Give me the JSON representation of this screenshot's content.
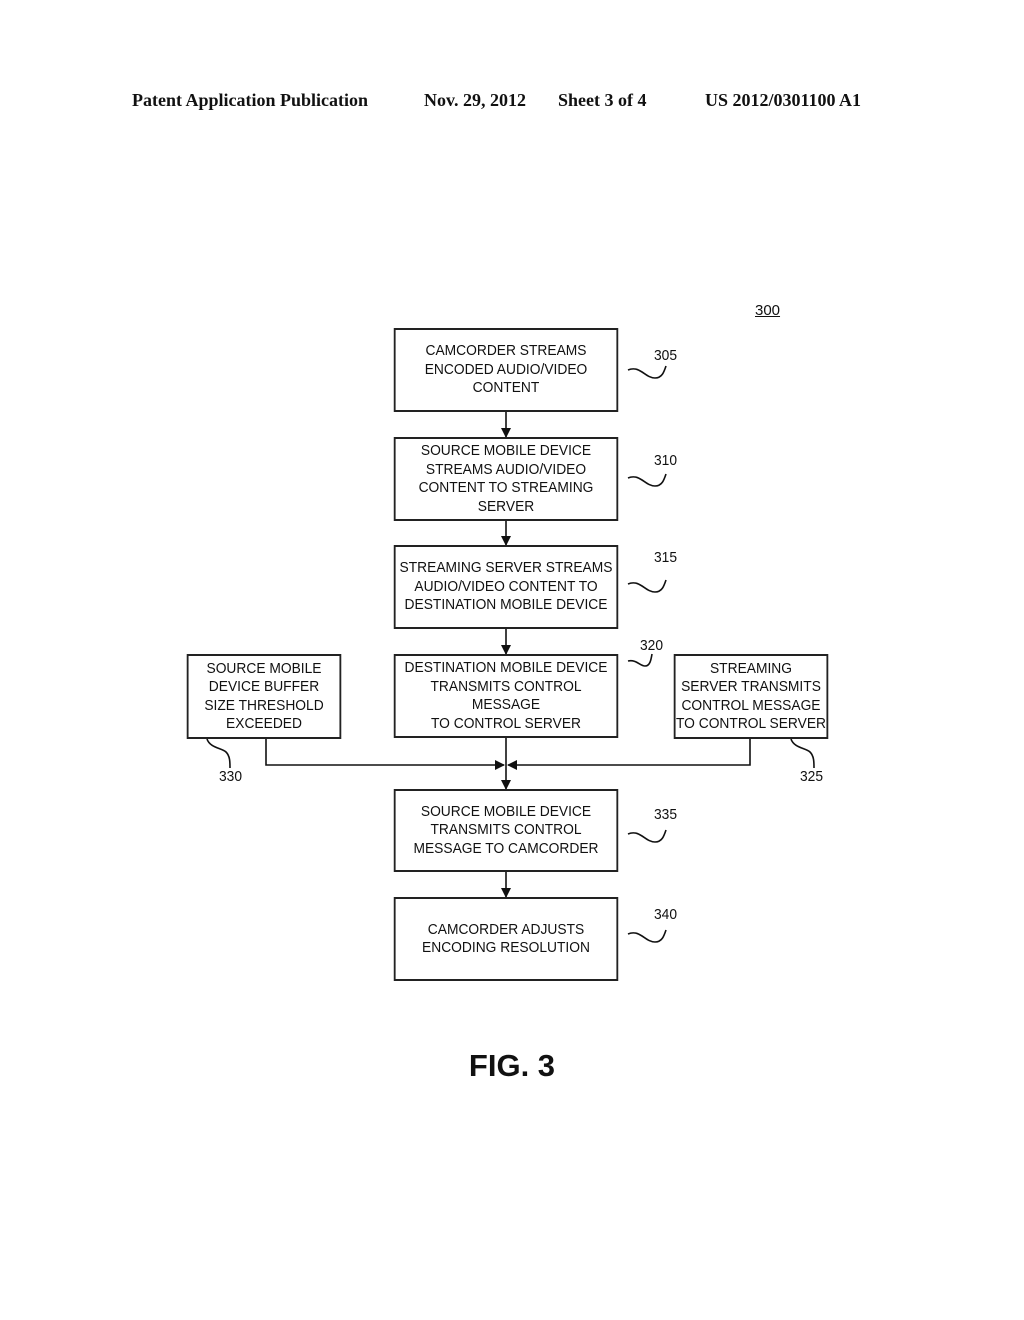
{
  "header": {
    "publication": "Patent Application Publication",
    "date": "Nov. 29, 2012",
    "sheet": "Sheet 3 of 4",
    "number": "US 2012/0301100 A1"
  },
  "diagram": {
    "ref": "300",
    "figure_label": "FIG. 3",
    "steps": [
      {
        "id": "305",
        "text": "CAMCORDER STREAMS\nENCODED AUDIO/VIDEO\nCONTENT"
      },
      {
        "id": "310",
        "text": "SOURCE MOBILE DEVICE\nSTREAMS AUDIO/VIDEO\nCONTENT TO STREAMING\nSERVER"
      },
      {
        "id": "315",
        "text": "STREAMING SERVER STREAMS\nAUDIO/VIDEO CONTENT TO\nDESTINATION MOBILE DEVICE"
      },
      {
        "id": "320",
        "text": "DESTINATION MOBILE DEVICE\nTRANSMITS CONTROL MESSAGE\nTO CONTROL SERVER"
      },
      {
        "id": "330",
        "text": "SOURCE MOBILE\nDEVICE BUFFER\nSIZE THRESHOLD\nEXCEEDED"
      },
      {
        "id": "325",
        "text": "STREAMING\nSERVER TRANSMITS\nCONTROL MESSAGE\nTO CONTROL SERVER"
      },
      {
        "id": "335",
        "text": "SOURCE MOBILE DEVICE\nTRANSMITS CONTROL\nMESSAGE TO  CAMCORDER"
      },
      {
        "id": "340",
        "text": "CAMCORDER ADJUSTS\nENCODING RESOLUTION"
      }
    ]
  }
}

**WHAT YOU WILL DO:**
Pictures in the records must not appear in the copy; transcribe everything else precisely.

**EXPECTED ANSWER:**
Give me the JSON representation of this screenshot's content.
{
  "header": {
    "publication": "Patent Application Publication",
    "date": "Nov. 29, 2012",
    "sheet": "Sheet 3 of 4",
    "number": "US 2012/0301100 A1"
  },
  "diagram": {
    "ref": "300",
    "figure_label": "FIG. 3",
    "steps": [
      {
        "id": "305",
        "text": "CAMCORDER STREAMS\nENCODED AUDIO/VIDEO\nCONTENT"
      },
      {
        "id": "310",
        "text": "SOURCE MOBILE DEVICE\nSTREAMS AUDIO/VIDEO\nCONTENT TO STREAMING\nSERVER"
      },
      {
        "id": "315",
        "text": "STREAMING SERVER STREAMS\nAUDIO/VIDEO CONTENT TO\nDESTINATION MOBILE DEVICE"
      },
      {
        "id": "320",
        "text": "DESTINATION MOBILE DEVICE\nTRANSMITS CONTROL MESSAGE\nTO CONTROL SERVER"
      },
      {
        "id": "330",
        "text": "SOURCE MOBILE\nDEVICE BUFFER\nSIZE THRESHOLD\nEXCEEDED"
      },
      {
        "id": "325",
        "text": "STREAMING\nSERVER TRANSMITS\nCONTROL MESSAGE\nTO CONTROL SERVER"
      },
      {
        "id": "335",
        "text": "SOURCE MOBILE DEVICE\nTRANSMITS CONTROL\nMESSAGE TO  CAMCORDER"
      },
      {
        "id": "340",
        "text": "CAMCORDER ADJUSTS\nENCODING RESOLUTION"
      }
    ]
  }
}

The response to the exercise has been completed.